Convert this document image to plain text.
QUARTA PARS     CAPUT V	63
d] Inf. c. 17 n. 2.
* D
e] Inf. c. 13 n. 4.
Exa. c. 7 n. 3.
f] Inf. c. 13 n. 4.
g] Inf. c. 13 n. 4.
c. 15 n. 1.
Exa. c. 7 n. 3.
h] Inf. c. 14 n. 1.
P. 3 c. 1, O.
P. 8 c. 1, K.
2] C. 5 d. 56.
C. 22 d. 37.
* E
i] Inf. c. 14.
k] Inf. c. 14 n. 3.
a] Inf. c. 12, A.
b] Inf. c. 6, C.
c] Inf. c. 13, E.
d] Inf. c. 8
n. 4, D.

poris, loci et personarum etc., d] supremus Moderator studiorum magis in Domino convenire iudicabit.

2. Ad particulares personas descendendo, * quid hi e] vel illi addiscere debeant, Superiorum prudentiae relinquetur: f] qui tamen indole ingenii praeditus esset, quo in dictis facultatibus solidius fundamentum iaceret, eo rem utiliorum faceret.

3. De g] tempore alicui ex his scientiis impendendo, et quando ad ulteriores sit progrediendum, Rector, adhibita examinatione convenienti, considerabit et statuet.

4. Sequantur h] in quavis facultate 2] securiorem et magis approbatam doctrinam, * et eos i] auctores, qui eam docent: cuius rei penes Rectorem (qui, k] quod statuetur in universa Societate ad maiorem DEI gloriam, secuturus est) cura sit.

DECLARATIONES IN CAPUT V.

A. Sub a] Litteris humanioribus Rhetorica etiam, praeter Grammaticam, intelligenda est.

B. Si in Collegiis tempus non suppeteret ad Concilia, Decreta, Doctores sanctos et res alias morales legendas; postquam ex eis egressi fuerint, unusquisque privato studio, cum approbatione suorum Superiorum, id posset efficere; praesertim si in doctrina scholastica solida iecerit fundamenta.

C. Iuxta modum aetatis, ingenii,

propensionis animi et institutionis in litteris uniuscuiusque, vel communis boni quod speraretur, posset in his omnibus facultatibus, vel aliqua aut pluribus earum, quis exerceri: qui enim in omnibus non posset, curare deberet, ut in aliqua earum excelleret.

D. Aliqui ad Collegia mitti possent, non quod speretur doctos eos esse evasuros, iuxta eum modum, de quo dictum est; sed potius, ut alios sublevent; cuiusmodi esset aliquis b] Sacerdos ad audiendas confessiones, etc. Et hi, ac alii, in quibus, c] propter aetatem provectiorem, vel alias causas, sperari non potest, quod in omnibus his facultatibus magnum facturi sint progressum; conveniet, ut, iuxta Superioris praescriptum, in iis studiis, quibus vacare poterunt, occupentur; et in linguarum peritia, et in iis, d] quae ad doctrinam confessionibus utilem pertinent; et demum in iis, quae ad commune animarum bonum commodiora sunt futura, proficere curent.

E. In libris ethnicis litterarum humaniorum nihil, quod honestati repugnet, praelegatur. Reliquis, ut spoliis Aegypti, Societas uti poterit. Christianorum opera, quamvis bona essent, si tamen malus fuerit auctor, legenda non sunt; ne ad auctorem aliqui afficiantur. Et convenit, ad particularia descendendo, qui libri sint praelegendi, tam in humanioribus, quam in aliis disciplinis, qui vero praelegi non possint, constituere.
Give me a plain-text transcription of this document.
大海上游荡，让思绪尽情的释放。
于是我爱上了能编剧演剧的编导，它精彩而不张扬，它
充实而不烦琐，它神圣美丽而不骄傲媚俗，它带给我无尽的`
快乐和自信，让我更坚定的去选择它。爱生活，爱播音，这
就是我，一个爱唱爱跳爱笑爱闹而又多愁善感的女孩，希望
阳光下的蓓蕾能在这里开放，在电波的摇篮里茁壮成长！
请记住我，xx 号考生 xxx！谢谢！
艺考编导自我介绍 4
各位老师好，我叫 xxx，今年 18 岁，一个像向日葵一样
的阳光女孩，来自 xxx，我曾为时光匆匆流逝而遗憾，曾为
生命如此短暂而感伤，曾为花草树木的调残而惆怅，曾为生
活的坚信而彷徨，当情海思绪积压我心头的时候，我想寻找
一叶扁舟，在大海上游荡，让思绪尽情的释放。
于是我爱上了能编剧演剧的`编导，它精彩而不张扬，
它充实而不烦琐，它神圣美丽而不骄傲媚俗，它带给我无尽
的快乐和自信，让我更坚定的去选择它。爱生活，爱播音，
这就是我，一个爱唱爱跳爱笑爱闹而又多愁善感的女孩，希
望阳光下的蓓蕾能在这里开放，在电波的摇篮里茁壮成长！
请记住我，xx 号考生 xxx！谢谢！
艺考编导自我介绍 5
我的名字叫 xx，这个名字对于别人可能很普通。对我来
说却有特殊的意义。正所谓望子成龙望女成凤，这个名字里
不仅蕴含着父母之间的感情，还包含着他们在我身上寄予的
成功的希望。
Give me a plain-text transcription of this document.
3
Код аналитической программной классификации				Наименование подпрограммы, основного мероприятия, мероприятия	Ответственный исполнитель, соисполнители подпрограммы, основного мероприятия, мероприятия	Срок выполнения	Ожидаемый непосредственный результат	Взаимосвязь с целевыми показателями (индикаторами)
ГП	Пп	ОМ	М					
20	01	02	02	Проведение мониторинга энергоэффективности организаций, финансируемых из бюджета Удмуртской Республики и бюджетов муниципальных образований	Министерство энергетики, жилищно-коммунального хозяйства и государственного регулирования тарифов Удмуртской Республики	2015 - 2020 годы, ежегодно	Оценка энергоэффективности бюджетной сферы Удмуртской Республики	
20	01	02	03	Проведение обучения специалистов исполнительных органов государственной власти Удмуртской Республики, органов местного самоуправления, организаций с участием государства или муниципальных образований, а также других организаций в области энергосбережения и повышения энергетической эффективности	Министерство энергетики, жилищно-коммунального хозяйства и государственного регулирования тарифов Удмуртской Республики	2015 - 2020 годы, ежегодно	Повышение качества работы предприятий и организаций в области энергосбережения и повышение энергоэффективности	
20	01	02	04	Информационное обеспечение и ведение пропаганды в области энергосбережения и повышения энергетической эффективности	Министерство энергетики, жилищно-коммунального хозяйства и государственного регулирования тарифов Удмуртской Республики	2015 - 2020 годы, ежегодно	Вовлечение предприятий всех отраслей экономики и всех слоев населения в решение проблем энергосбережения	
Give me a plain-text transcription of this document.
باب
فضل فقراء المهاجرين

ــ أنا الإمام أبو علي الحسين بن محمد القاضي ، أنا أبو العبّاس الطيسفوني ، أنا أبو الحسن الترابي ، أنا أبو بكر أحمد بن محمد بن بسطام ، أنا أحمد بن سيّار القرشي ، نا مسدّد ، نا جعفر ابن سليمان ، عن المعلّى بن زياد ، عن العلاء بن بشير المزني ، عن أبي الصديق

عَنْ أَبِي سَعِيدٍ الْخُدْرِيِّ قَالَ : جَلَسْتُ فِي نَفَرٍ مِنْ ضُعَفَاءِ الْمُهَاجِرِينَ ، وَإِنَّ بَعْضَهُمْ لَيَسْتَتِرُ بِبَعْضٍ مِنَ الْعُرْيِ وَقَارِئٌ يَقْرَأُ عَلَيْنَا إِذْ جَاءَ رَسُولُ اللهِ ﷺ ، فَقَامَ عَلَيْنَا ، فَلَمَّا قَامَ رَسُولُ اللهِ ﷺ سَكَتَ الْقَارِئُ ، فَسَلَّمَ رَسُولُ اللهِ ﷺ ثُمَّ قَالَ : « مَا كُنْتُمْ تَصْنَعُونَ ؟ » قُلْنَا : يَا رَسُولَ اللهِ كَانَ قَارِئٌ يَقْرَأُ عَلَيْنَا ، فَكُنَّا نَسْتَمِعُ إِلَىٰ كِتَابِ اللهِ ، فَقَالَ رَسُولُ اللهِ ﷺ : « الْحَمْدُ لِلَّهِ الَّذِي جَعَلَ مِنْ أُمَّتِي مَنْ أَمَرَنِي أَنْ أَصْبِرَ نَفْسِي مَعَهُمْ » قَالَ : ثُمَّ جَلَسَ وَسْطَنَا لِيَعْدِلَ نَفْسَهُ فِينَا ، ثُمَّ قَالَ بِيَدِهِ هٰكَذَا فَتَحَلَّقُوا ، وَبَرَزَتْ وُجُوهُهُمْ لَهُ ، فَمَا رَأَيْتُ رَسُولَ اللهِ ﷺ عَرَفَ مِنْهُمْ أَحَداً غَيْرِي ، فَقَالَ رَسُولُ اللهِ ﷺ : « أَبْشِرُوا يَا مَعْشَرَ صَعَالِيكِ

────────────────

Count the lines of the material that include the word "годы", then report only the total.

3